### [Problem description]
Read the material below. Count the lines containing "error" and give that count alone.

### [Data provided]
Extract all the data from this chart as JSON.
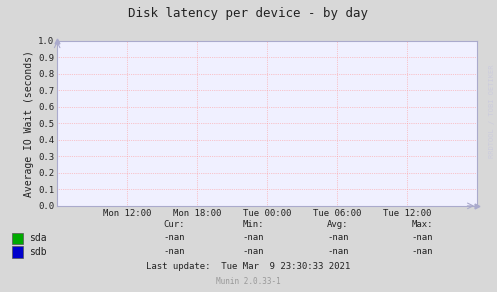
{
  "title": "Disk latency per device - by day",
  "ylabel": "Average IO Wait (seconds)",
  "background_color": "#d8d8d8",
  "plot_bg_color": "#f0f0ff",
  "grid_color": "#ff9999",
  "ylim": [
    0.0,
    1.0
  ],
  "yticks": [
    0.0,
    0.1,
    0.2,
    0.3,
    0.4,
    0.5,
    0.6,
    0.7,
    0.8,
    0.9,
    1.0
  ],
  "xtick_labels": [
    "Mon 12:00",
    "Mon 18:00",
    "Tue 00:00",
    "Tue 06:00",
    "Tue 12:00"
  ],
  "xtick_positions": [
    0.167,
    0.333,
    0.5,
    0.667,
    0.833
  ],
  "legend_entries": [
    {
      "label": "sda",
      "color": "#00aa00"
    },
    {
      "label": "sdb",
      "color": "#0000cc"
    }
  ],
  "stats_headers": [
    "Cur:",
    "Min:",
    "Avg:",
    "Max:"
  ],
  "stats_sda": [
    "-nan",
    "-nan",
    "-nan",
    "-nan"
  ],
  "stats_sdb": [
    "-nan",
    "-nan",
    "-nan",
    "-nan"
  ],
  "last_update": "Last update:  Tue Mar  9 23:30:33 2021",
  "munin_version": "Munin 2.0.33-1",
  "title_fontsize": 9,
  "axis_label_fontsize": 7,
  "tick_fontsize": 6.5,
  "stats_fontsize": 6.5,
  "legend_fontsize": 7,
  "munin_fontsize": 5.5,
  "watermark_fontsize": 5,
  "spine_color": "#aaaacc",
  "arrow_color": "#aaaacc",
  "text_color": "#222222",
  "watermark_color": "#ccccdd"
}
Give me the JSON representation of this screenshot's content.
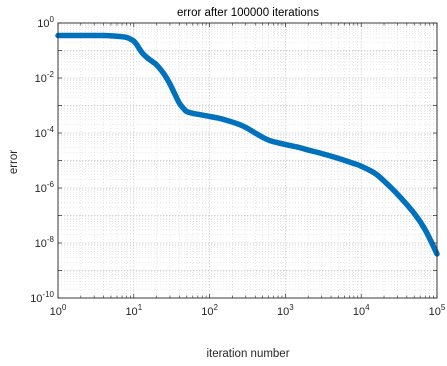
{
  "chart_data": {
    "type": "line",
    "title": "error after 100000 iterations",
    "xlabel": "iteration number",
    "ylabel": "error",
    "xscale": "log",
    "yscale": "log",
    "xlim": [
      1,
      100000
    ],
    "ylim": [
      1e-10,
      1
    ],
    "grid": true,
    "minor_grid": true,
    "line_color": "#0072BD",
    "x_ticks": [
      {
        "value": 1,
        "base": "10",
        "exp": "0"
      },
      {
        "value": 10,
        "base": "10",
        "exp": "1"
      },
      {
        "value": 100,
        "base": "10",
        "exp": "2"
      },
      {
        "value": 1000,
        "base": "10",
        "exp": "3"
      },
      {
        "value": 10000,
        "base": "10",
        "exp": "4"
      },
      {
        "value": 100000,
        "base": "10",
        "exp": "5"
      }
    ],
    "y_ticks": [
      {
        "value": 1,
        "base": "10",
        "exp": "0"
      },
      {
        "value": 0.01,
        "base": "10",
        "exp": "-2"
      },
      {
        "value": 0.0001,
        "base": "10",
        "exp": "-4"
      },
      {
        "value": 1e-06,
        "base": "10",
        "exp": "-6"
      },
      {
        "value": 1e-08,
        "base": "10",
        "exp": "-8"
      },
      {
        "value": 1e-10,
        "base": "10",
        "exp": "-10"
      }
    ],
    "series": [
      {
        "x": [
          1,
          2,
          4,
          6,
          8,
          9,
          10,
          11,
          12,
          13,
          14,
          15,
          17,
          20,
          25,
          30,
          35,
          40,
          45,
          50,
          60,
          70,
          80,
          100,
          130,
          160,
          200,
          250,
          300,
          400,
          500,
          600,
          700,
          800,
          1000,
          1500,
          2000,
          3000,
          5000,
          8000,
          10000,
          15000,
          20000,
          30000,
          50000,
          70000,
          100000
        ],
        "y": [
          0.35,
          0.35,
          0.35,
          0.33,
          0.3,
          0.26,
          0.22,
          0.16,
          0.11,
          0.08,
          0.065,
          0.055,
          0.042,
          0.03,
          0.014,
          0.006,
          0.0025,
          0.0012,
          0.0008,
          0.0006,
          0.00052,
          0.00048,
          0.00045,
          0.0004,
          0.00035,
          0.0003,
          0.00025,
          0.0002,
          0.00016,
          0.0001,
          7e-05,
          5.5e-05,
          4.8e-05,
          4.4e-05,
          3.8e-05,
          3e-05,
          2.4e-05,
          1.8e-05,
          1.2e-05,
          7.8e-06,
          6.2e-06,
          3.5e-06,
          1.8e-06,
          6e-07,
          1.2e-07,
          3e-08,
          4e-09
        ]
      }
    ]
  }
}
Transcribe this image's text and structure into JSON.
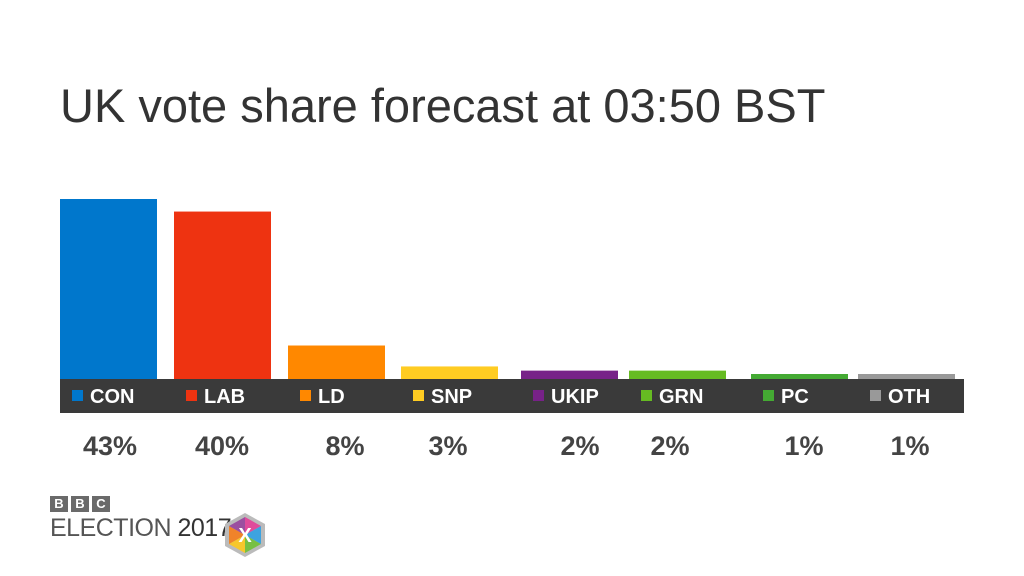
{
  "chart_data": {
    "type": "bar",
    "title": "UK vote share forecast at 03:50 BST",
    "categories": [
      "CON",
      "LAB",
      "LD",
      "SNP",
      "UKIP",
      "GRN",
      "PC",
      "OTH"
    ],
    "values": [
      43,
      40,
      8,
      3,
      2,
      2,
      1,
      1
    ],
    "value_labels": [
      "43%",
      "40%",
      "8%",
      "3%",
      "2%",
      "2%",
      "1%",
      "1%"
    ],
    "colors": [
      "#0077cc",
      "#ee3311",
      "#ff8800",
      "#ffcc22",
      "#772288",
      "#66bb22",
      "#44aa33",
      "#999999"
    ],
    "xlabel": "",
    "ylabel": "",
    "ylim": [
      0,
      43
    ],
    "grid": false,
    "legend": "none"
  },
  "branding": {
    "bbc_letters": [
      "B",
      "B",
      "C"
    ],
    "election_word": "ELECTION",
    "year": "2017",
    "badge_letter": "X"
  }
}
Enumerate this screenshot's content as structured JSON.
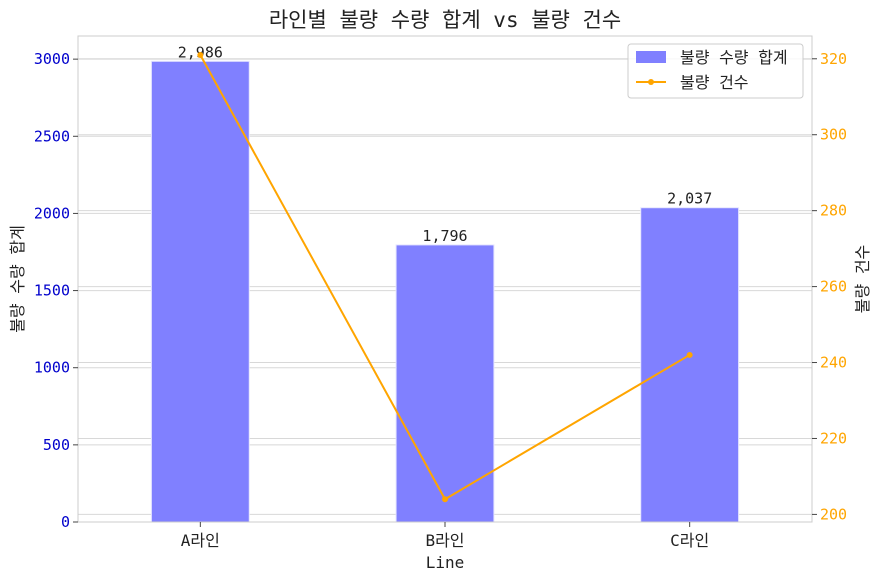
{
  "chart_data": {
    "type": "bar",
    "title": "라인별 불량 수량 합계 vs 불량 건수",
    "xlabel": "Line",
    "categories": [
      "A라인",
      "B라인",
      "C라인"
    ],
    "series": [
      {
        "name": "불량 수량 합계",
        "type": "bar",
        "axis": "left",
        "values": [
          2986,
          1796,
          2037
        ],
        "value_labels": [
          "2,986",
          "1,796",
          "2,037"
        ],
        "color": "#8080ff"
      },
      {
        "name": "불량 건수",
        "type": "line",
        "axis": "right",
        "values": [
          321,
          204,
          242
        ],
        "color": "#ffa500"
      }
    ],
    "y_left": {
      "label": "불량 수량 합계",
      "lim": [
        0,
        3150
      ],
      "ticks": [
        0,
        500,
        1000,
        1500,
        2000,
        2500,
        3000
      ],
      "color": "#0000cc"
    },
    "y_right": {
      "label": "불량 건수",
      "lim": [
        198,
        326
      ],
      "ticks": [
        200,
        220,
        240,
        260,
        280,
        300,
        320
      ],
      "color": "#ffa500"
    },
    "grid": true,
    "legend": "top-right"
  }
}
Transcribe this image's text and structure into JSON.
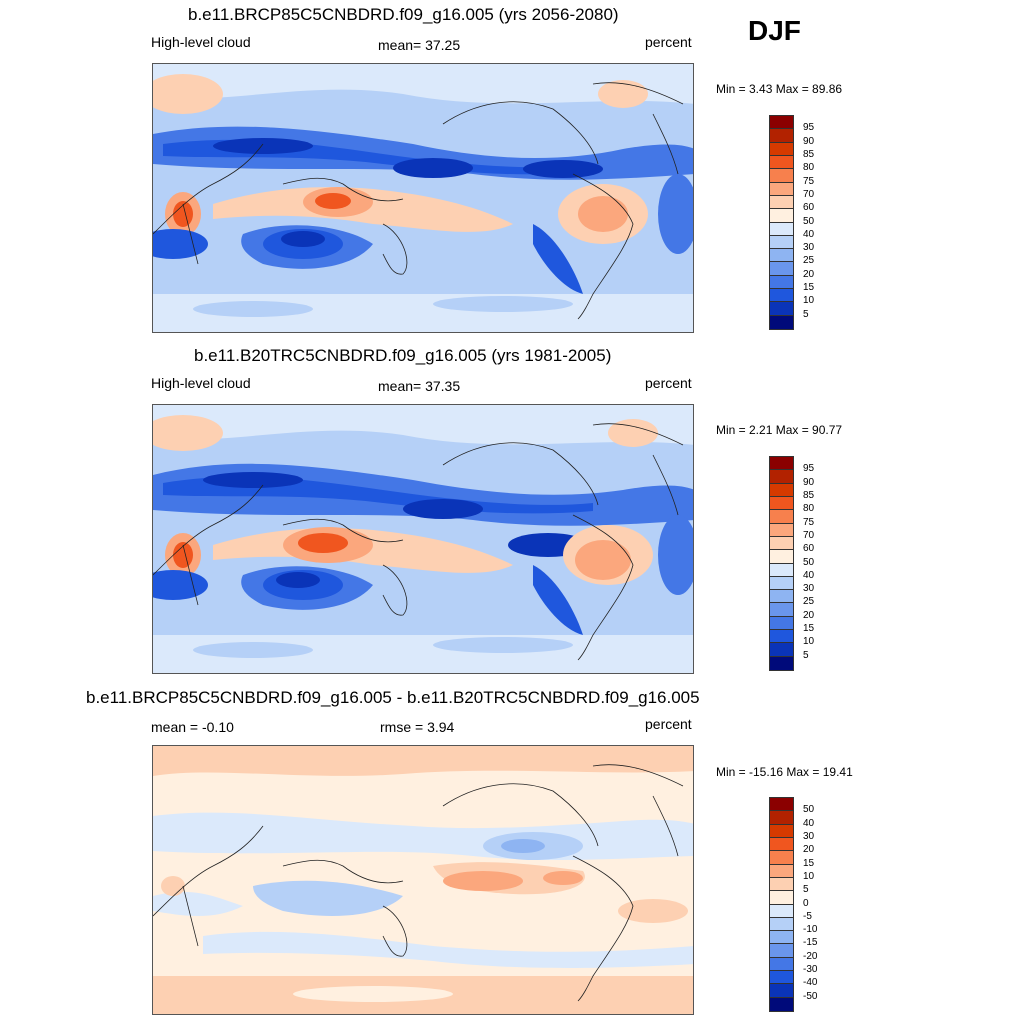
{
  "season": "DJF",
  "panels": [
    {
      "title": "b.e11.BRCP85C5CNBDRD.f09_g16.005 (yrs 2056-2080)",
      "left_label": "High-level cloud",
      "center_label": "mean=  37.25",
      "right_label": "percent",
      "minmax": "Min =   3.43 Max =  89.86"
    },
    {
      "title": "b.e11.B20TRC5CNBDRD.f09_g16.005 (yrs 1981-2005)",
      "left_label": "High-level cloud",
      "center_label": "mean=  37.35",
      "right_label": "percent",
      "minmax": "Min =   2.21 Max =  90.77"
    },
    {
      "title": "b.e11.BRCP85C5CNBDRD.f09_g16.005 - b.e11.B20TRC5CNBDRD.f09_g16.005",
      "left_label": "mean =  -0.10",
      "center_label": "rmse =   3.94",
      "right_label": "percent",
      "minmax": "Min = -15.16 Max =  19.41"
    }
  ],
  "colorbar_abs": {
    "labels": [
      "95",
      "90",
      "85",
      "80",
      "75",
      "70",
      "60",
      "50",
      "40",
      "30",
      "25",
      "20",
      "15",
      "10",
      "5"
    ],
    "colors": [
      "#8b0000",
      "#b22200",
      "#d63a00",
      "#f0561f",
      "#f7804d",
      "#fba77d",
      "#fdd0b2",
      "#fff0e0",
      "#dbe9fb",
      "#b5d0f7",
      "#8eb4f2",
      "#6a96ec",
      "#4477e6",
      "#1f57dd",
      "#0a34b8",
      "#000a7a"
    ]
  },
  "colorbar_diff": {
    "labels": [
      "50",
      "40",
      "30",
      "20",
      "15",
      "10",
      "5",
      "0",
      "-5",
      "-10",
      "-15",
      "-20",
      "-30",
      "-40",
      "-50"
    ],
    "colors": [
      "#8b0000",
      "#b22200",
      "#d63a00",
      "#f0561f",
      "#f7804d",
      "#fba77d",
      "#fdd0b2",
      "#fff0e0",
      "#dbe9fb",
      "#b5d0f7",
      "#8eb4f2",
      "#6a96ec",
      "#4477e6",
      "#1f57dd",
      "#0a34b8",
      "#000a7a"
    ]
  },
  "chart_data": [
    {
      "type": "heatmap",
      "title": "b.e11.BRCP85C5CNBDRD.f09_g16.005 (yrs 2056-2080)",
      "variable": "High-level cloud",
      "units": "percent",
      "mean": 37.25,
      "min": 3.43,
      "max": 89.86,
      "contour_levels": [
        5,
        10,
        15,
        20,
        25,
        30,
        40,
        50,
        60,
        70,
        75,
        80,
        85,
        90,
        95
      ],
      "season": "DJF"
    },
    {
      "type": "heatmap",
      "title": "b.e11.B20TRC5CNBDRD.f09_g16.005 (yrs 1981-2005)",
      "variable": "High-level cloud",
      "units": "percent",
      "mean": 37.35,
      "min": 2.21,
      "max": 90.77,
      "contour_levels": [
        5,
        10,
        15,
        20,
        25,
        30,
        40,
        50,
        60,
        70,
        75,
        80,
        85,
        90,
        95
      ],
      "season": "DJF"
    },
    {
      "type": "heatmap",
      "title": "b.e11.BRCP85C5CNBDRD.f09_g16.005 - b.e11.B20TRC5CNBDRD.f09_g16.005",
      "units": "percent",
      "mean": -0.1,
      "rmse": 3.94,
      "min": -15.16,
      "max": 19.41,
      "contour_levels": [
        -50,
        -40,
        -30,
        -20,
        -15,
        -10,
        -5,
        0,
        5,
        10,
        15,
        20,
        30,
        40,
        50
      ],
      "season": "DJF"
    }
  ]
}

### [Solution for this exercise]
2